> _DIRECTIONS FOR THIS TASK_:
Please transcribe the listing below in full and word for word, without its pictures.

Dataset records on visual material
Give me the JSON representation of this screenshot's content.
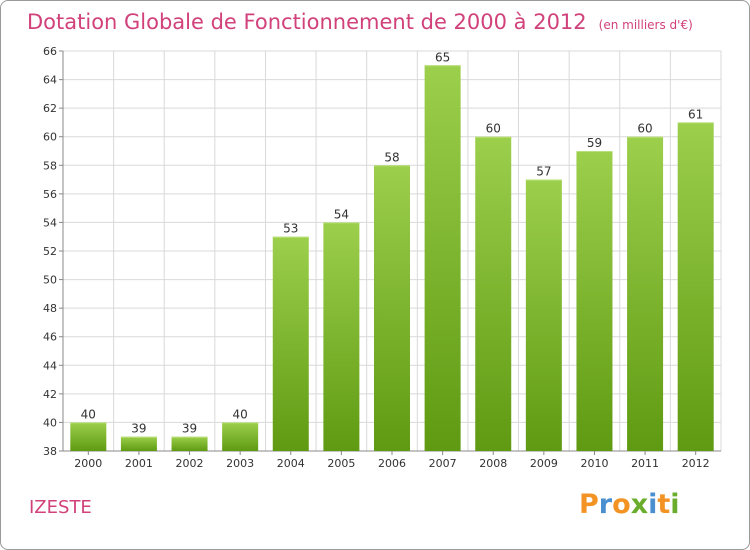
{
  "header": {
    "title": "Dotation Globale de Fonctionnement de 2000 à 2012",
    "unit": "(en milliers d'€)"
  },
  "footer": {
    "commune": "IZESTE",
    "brand": "Proxiti"
  },
  "colors": {
    "title": "#d1417a",
    "bar_light": "#9ccf4c",
    "bar_dark": "#5f9a12",
    "grid": "#d9d9d9",
    "brand_letters": [
      "#f39323",
      "#4a8fd0",
      "#f39323",
      "#6aac2c",
      "#4a8fd0",
      "#f39323",
      "#6aac2c"
    ]
  },
  "chart_data": {
    "type": "bar",
    "title": "Dotation Globale de Fonctionnement de 2000 à 2012",
    "categories": [
      "2000",
      "2001",
      "2002",
      "2003",
      "2004",
      "2005",
      "2006",
      "2007",
      "2008",
      "2009",
      "2010",
      "2011",
      "2012"
    ],
    "values": [
      40,
      39,
      39,
      40,
      53,
      54,
      58,
      65,
      60,
      57,
      59,
      60,
      61
    ],
    "xlabel": "",
    "ylabel": "",
    "ylim": [
      38,
      66
    ],
    "yticks": [
      38,
      40,
      42,
      44,
      46,
      48,
      50,
      52,
      54,
      56,
      58,
      60,
      62,
      64,
      66
    ],
    "grid": true,
    "data_labels": true
  }
}
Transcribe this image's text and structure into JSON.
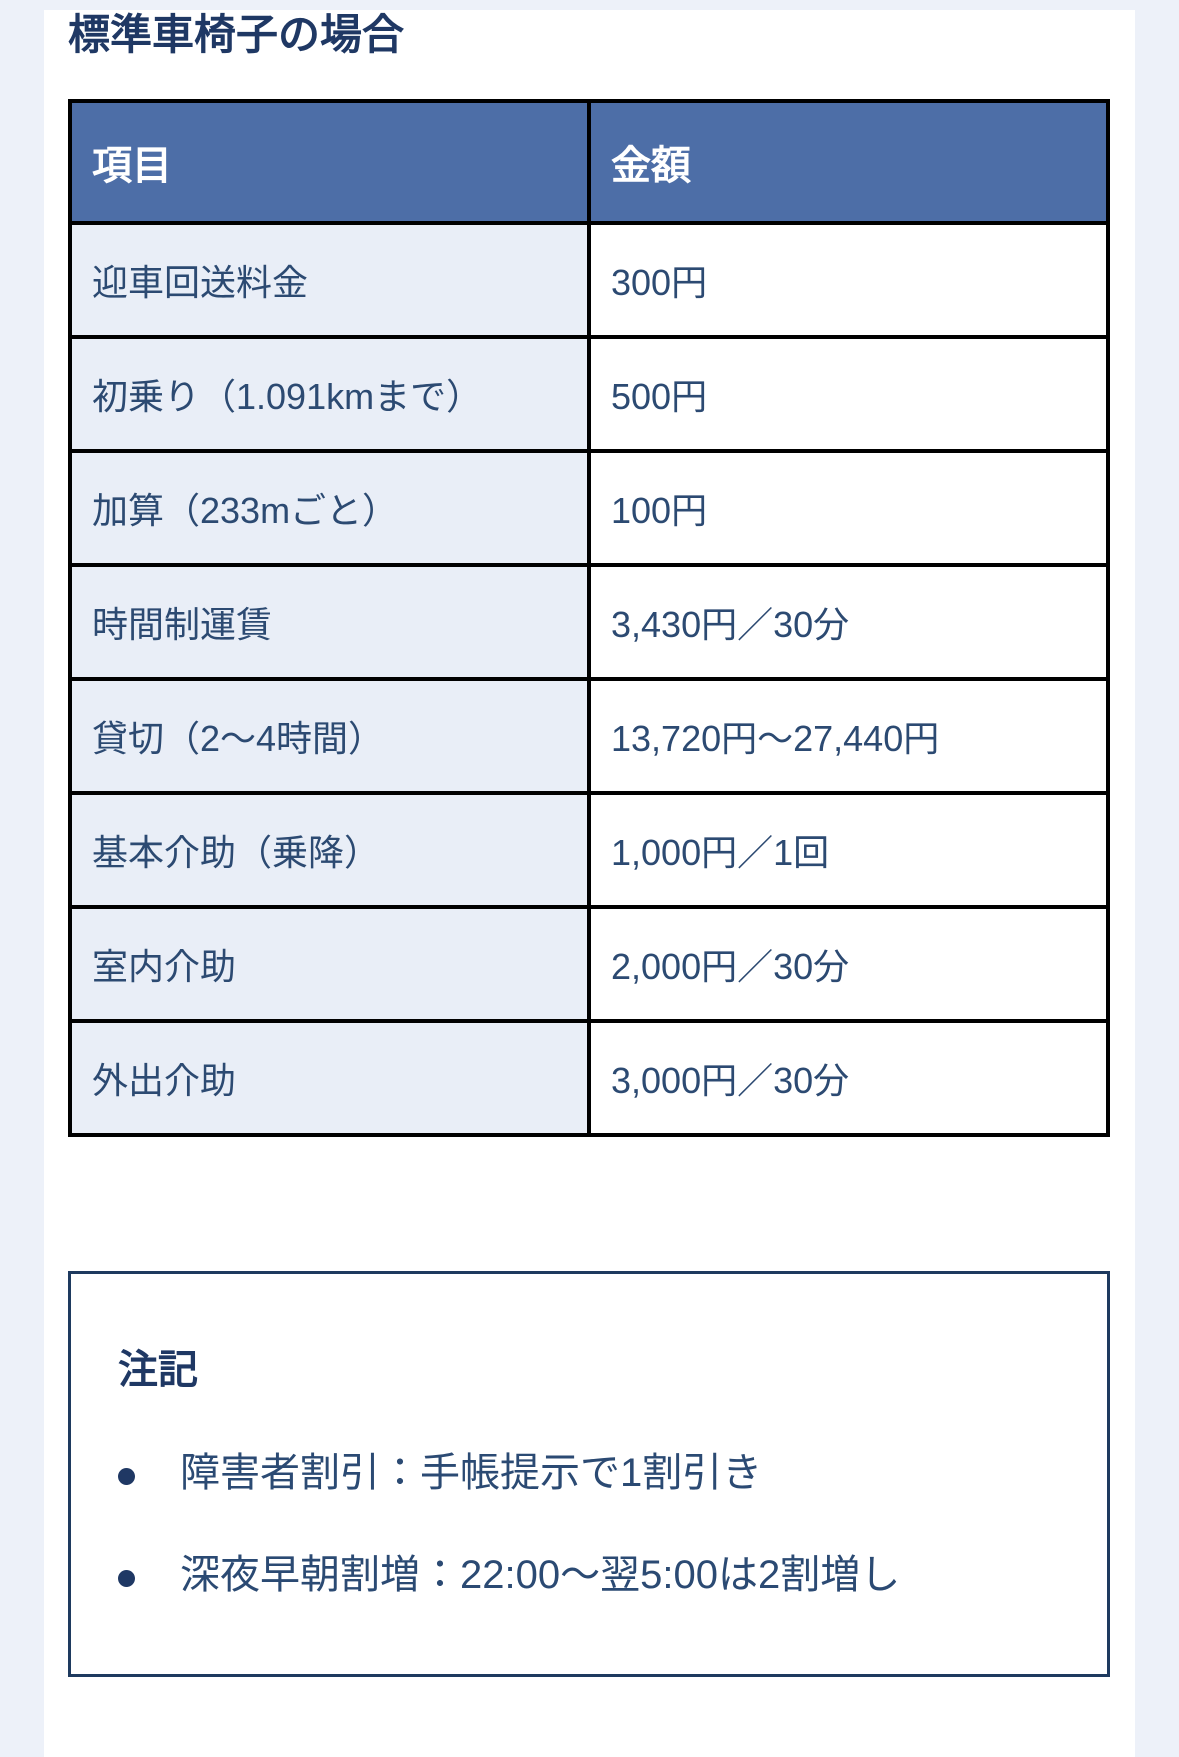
{
  "page": {
    "title": "標準車椅子の場合"
  },
  "table": {
    "headers": [
      "項目",
      "金額"
    ],
    "rows": [
      {
        "item": "迎車回送料金",
        "amount": "300円"
      },
      {
        "item": "初乗り（1.091kmまで）",
        "amount": "500円"
      },
      {
        "item": "加算（233mごと）",
        "amount": "100円"
      },
      {
        "item": "時間制運賃",
        "amount": "3,430円／30分"
      },
      {
        "item": "貸切（2～4時間）",
        "amount": "13,720円～27,440円"
      },
      {
        "item": "基本介助（乗降）",
        "amount": "1,000円／1回"
      },
      {
        "item": "室内介助",
        "amount": "2,000円／30分"
      },
      {
        "item": "外出介助",
        "amount": "3,000円／30分"
      }
    ]
  },
  "notes": {
    "heading": "注記",
    "items": [
      "障害者割引：手帳提示で1割引き",
      "深夜早朝割増：22:00～翌5:00は2割増し"
    ]
  },
  "colors": {
    "page_background": "#EDF1F9",
    "content_background": "#FFFFFF",
    "title_text": "#1F3864",
    "table_header_background": "#4D6EA7",
    "table_header_text": "#FFFFFF",
    "table_label_cell_background": "#E9EEF7",
    "table_border": "#000000",
    "cell_text": "#2C4A72",
    "note_box_border": "#1E3A5F",
    "note_text": "#2B4A73"
  }
}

> _EXERCISE OUTPUT_:
Give me the JSON representation of this screenshot's content.
{
  "header": {
    "title": "Dotation Globale de Fonctionnement de 2000 à 2012",
    "unit": "(en milliers d'€)"
  },
  "footer": {
    "commune": "IZESTE",
    "brand": "Proxiti"
  },
  "colors": {
    "title": "#d1417a",
    "bar_light": "#9ccf4c",
    "bar_dark": "#5f9a12",
    "grid": "#d9d9d9",
    "brand_letters": [
      "#f39323",
      "#4a8fd0",
      "#f39323",
      "#6aac2c",
      "#4a8fd0",
      "#f39323",
      "#6aac2c"
    ]
  },
  "chart_data": {
    "type": "bar",
    "title": "Dotation Globale de Fonctionnement de 2000 à 2012",
    "categories": [
      "2000",
      "2001",
      "2002",
      "2003",
      "2004",
      "2005",
      "2006",
      "2007",
      "2008",
      "2009",
      "2010",
      "2011",
      "2012"
    ],
    "values": [
      40,
      39,
      39,
      40,
      53,
      54,
      58,
      65,
      60,
      57,
      59,
      60,
      61
    ],
    "xlabel": "",
    "ylabel": "",
    "ylim": [
      38,
      66
    ],
    "yticks": [
      38,
      40,
      42,
      44,
      46,
      48,
      50,
      52,
      54,
      56,
      58,
      60,
      62,
      64,
      66
    ],
    "grid": true,
    "data_labels": true
  }
}
Transcribe this image's text and structure into JSON.
{
  "page": {
    "title": "標準車椅子の場合"
  },
  "table": {
    "headers": [
      "項目",
      "金額"
    ],
    "rows": [
      {
        "item": "迎車回送料金",
        "amount": "300円"
      },
      {
        "item": "初乗り（1.091kmまで）",
        "amount": "500円"
      },
      {
        "item": "加算（233mごと）",
        "amount": "100円"
      },
      {
        "item": "時間制運賃",
        "amount": "3,430円／30分"
      },
      {
        "item": "貸切（2～4時間）",
        "amount": "13,720円～27,440円"
      },
      {
        "item": "基本介助（乗降）",
        "amount": "1,000円／1回"
      },
      {
        "item": "室内介助",
        "amount": "2,000円／30分"
      },
      {
        "item": "外出介助",
        "amount": "3,000円／30分"
      }
    ]
  },
  "notes": {
    "heading": "注記",
    "items": [
      "障害者割引：手帳提示で1割引き",
      "深夜早朝割増：22:00～翌5:00は2割増し"
    ]
  },
  "colors": {
    "page_background": "#EDF1F9",
    "content_background": "#FFFFFF",
    "title_text": "#1F3864",
    "table_header_background": "#4D6EA7",
    "table_header_text": "#FFFFFF",
    "table_label_cell_background": "#E9EEF7",
    "table_border": "#000000",
    "cell_text": "#2C4A72",
    "note_box_border": "#1E3A5F",
    "note_text": "#2B4A73"
  }
}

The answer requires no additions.